Short task: Copy out each line that has "TradingView" in it.

Data section:

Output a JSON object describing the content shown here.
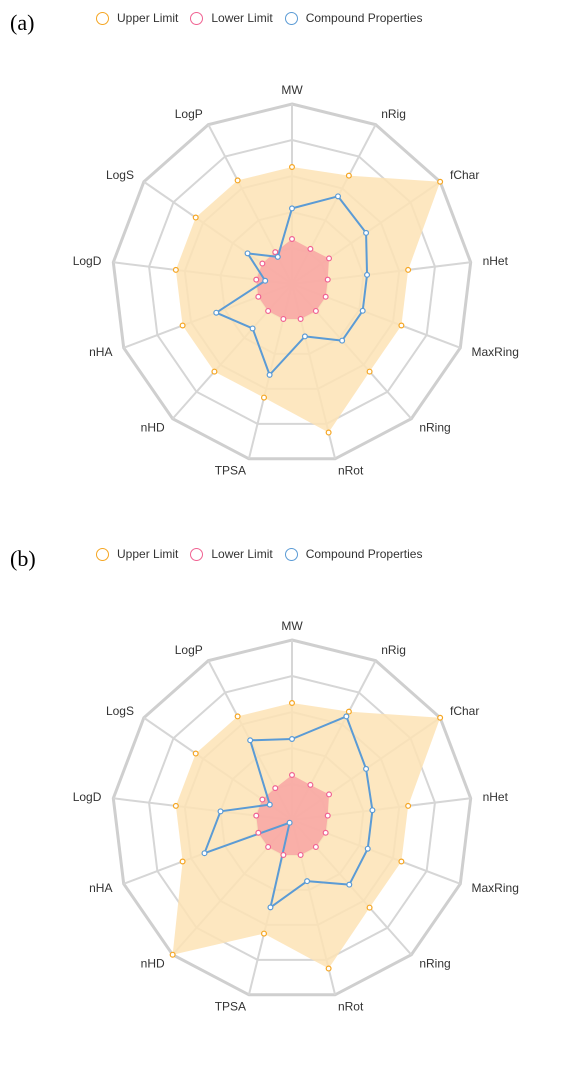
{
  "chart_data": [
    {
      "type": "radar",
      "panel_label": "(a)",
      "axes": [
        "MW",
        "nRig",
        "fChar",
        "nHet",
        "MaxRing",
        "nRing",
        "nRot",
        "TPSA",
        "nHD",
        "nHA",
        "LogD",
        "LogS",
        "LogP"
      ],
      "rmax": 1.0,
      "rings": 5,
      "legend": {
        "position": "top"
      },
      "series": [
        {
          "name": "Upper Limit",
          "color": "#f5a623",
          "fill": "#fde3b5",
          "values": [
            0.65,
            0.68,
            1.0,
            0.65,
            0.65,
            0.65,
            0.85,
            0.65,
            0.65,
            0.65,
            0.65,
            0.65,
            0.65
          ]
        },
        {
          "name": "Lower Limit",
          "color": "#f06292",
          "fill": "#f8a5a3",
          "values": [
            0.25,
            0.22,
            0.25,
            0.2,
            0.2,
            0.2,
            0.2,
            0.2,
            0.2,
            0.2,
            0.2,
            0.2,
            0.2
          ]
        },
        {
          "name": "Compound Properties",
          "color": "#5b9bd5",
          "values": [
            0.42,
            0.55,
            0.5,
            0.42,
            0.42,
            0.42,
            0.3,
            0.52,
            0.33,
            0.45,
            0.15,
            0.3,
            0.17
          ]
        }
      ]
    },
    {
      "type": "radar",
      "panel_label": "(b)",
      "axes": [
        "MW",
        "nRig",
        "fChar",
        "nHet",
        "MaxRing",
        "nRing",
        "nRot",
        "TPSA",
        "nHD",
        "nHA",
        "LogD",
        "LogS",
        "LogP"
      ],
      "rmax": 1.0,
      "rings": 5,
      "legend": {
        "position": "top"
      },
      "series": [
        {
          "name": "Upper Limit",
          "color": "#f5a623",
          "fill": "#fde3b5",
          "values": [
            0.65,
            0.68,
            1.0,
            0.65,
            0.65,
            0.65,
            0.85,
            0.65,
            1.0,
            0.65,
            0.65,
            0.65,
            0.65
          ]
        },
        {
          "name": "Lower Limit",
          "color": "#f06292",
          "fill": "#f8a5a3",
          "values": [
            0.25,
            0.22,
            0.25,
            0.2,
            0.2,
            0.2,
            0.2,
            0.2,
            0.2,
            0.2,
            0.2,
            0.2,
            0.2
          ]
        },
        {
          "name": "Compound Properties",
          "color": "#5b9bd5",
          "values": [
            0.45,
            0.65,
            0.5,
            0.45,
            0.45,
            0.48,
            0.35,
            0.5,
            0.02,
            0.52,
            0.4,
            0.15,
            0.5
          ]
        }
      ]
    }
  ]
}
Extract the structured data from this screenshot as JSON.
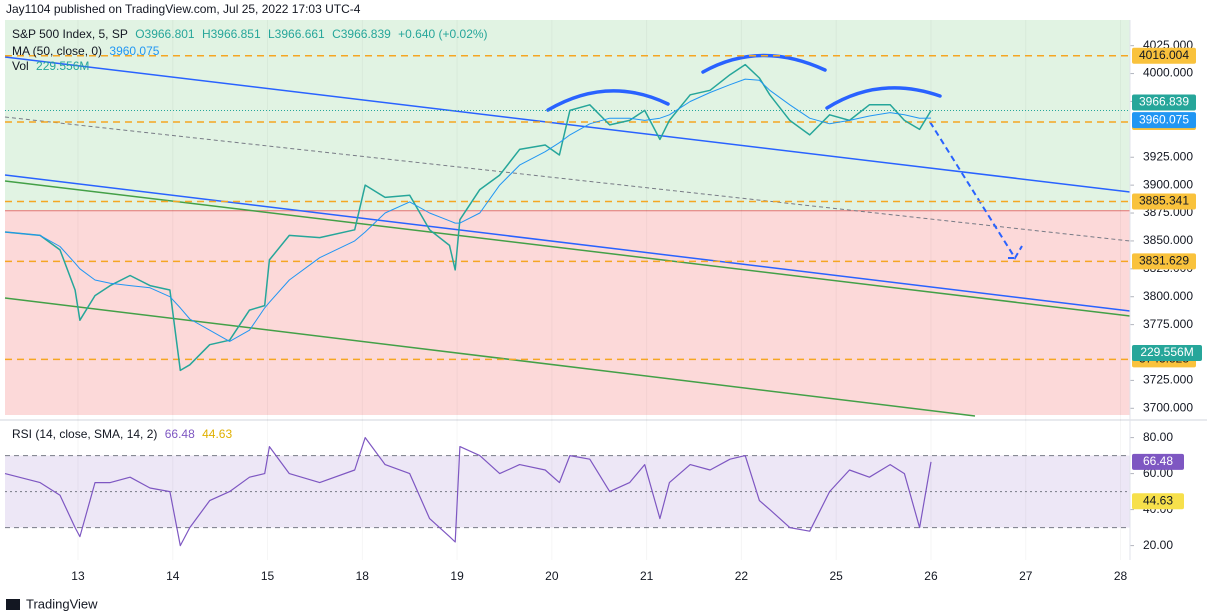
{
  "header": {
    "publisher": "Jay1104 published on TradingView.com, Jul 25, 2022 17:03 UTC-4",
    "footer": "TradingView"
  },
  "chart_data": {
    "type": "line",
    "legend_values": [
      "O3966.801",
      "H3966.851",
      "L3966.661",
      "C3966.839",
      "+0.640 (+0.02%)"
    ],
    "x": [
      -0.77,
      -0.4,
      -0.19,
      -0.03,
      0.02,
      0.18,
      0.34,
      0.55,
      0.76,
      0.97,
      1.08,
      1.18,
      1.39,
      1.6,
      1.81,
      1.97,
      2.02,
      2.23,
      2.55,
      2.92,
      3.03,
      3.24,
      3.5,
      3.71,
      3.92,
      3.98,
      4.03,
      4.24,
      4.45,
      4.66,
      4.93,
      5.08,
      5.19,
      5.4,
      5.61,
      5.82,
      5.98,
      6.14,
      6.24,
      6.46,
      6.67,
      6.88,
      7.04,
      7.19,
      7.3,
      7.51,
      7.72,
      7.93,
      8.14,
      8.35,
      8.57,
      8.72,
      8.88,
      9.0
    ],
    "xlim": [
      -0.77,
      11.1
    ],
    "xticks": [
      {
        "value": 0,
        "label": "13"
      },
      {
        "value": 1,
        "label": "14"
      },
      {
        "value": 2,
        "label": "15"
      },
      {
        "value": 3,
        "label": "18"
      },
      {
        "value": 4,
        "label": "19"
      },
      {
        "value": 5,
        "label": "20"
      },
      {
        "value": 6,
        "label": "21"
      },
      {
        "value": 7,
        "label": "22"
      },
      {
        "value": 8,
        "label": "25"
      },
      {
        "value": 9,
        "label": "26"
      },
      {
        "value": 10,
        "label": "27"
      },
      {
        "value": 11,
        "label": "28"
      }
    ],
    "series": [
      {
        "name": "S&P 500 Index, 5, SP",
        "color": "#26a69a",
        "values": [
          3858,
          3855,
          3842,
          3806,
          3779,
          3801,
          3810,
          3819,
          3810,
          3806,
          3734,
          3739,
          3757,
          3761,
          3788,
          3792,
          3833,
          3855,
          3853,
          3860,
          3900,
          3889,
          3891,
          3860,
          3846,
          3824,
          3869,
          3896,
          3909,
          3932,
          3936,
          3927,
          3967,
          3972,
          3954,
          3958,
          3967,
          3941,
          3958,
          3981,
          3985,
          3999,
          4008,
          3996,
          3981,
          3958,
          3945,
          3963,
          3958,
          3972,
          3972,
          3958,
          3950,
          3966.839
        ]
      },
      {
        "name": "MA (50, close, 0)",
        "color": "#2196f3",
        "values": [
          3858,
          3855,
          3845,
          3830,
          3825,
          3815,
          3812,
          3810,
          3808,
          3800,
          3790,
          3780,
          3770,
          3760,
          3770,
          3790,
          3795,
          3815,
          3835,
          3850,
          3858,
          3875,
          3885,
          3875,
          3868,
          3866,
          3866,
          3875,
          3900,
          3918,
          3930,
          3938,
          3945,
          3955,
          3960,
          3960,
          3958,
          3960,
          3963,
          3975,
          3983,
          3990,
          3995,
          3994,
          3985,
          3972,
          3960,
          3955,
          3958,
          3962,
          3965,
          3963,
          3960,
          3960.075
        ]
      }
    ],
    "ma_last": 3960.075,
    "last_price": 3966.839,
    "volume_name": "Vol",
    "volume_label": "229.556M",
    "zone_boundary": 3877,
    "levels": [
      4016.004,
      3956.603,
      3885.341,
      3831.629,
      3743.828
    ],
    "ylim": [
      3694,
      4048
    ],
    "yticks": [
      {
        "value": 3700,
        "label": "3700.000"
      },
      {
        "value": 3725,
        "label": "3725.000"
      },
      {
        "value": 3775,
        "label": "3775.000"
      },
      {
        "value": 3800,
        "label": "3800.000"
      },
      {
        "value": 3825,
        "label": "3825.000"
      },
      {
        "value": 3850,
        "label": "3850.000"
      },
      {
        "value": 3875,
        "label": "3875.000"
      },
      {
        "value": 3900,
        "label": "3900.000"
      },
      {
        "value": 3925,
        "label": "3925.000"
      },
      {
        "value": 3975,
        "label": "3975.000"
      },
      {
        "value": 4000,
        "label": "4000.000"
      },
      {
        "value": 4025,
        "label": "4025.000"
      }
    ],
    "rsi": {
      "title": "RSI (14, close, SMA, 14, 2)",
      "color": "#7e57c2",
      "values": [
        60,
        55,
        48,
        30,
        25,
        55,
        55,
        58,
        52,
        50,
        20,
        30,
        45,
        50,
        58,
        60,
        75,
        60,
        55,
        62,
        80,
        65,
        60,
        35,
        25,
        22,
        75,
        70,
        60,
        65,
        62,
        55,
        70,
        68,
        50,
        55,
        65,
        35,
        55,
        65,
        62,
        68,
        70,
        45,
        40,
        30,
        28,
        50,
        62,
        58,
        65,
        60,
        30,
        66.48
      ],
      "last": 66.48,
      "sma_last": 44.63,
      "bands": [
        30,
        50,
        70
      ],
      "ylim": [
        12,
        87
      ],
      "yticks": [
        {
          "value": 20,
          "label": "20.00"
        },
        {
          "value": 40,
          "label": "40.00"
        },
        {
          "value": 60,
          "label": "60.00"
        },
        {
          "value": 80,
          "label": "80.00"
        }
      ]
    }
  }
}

Task result:
    "publisher": "Jay1104 published on TradingView.com, Jul 25, 2022 17:03 UTC-4",
    "footer": "TradingView"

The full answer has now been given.